__Problem to solve__. Each line containing the word "Wilson" should be found and copied.

__Entries supplied__.
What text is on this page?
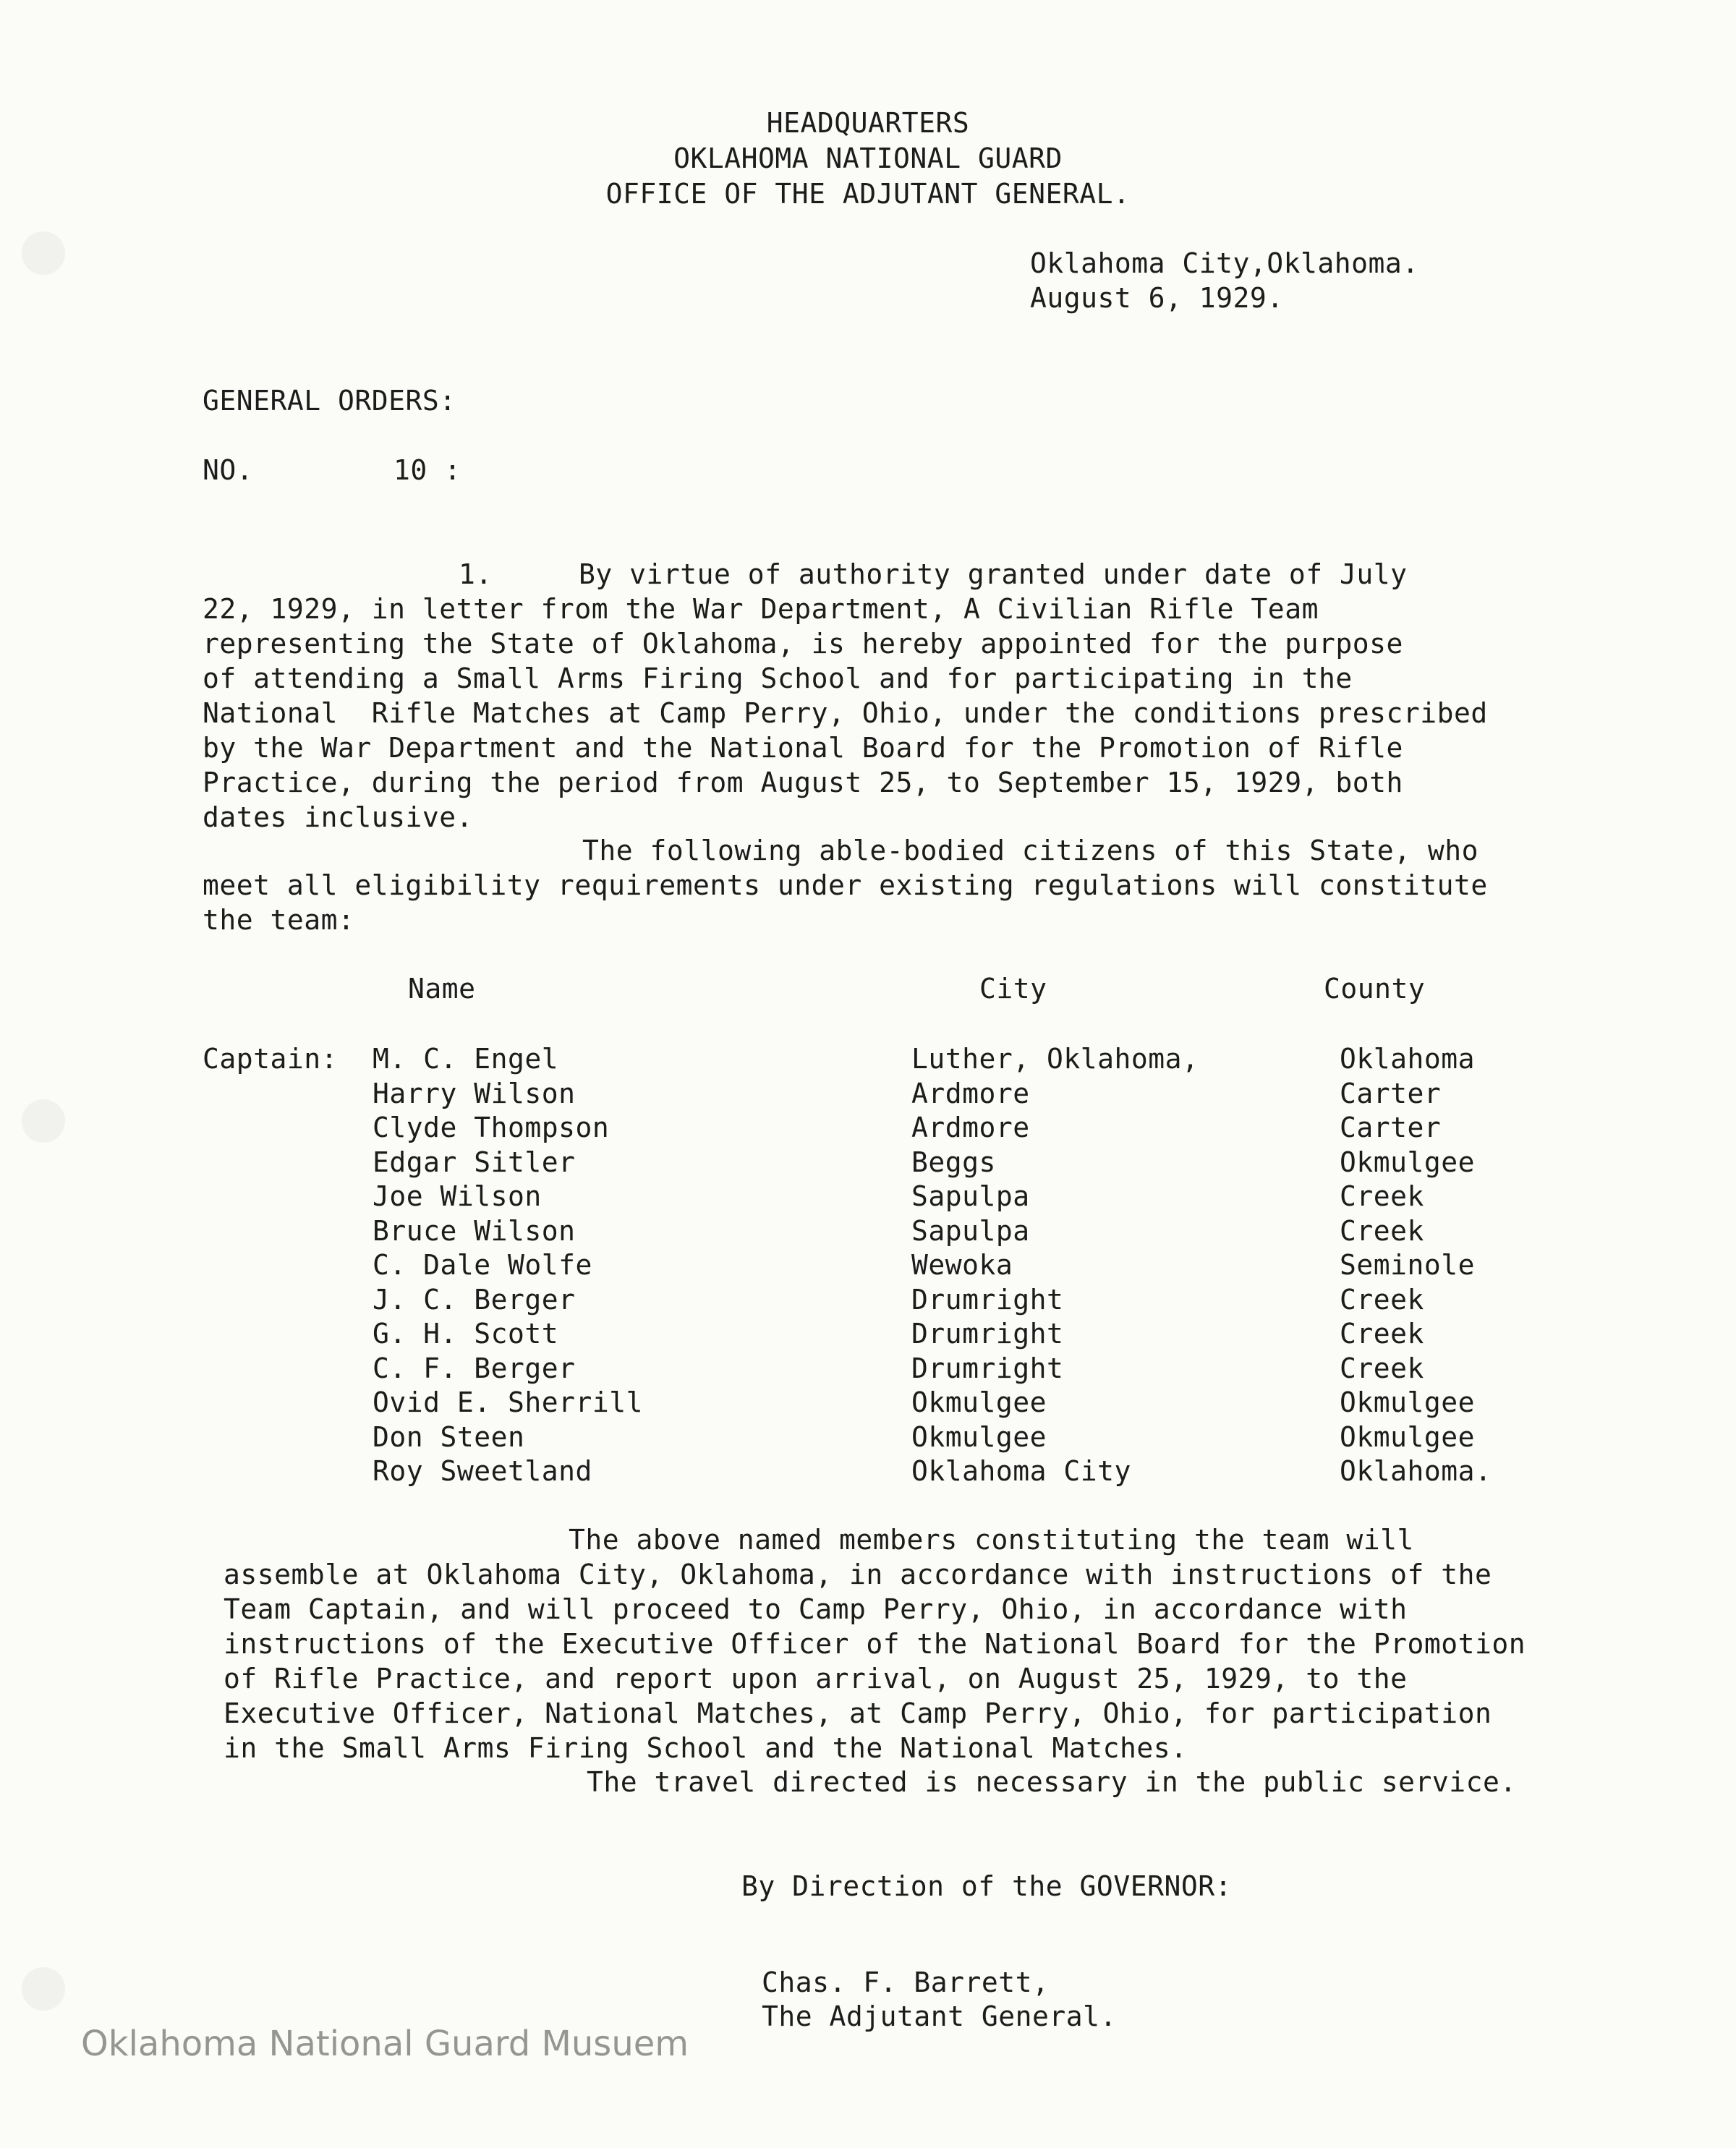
HEADQUARTERS
OKLAHOMA NATIONAL GUARD
OFFICE OF THE ADJUTANT GENERAL.
Oklahoma City,Oklahoma.
August 6, 1929.
GENERAL ORDERS:
NO.	10 :
1.	By virtue of authority granted under date of July
22, 1929, in letter from the War Department, A Civilian Rifle Team
representing the State of Oklahoma, is hereby appointed for the purpose
of attending a Small Arms Firing School and for participating in the
National  Rifle Matches at Camp Perry, Ohio, under the conditions prescribed
by the War Department and the National Board for the Promotion of Rifle
Practice, during the period from August 25, to September 15, 1929, both
dates inclusive.
The following able-bodied citizens of this State, who
meet all eligibility requirements under existing regulations will constitute
the team:
Name	City	County
Captain: M. C. Engel	Luther, Oklahoma,	Oklahoma
Harry Wilson	Ardmore	Carter
Clyde Thompson	Ardmore	Carter
Edgar Sitler	Beggs	Okmulgee
Joe Wilson	Sapulpa	Creek
Bruce Wilson	Sapulpa	Creek
C. Dale Wolfe	Wewoka	Seminole
J. C. Berger	Drumright	Creek
G. H. Scott	Drumright	Creek
C. F. Berger	Drumright	Creek
Ovid E. Sherrill	Okmulgee	Okmulgee
Don Steen	Okmulgee	Okmulgee
Roy Sweetland	Oklahoma City	Oklahoma.
The above named members constituting the team will
assemble at Oklahoma City, Oklahoma, in accordance with instructions of the
Team Captain, and will proceed to Camp Perry, Ohio, in accordance with
instructions of the Executive Officer of the National Board for the Promotion
of Rifle Practice, and report upon arrival, on August 25, 1929, to the
Executive Officer, National Matches, at Camp Perry, Ohio, for participation
in the Small Arms Firing School and the National Matches.
The travel directed is necessary in the public service.
By Direction of the GOVERNOR:
Chas. F. Barrett,
The Adjutant General.
Oklahoma National Guard Musuem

__Solution__.
Harry Wilson	Ardmore	Carter
Joe Wilson	Sapulpa	Creek
Bruce Wilson	Sapulpa	Creek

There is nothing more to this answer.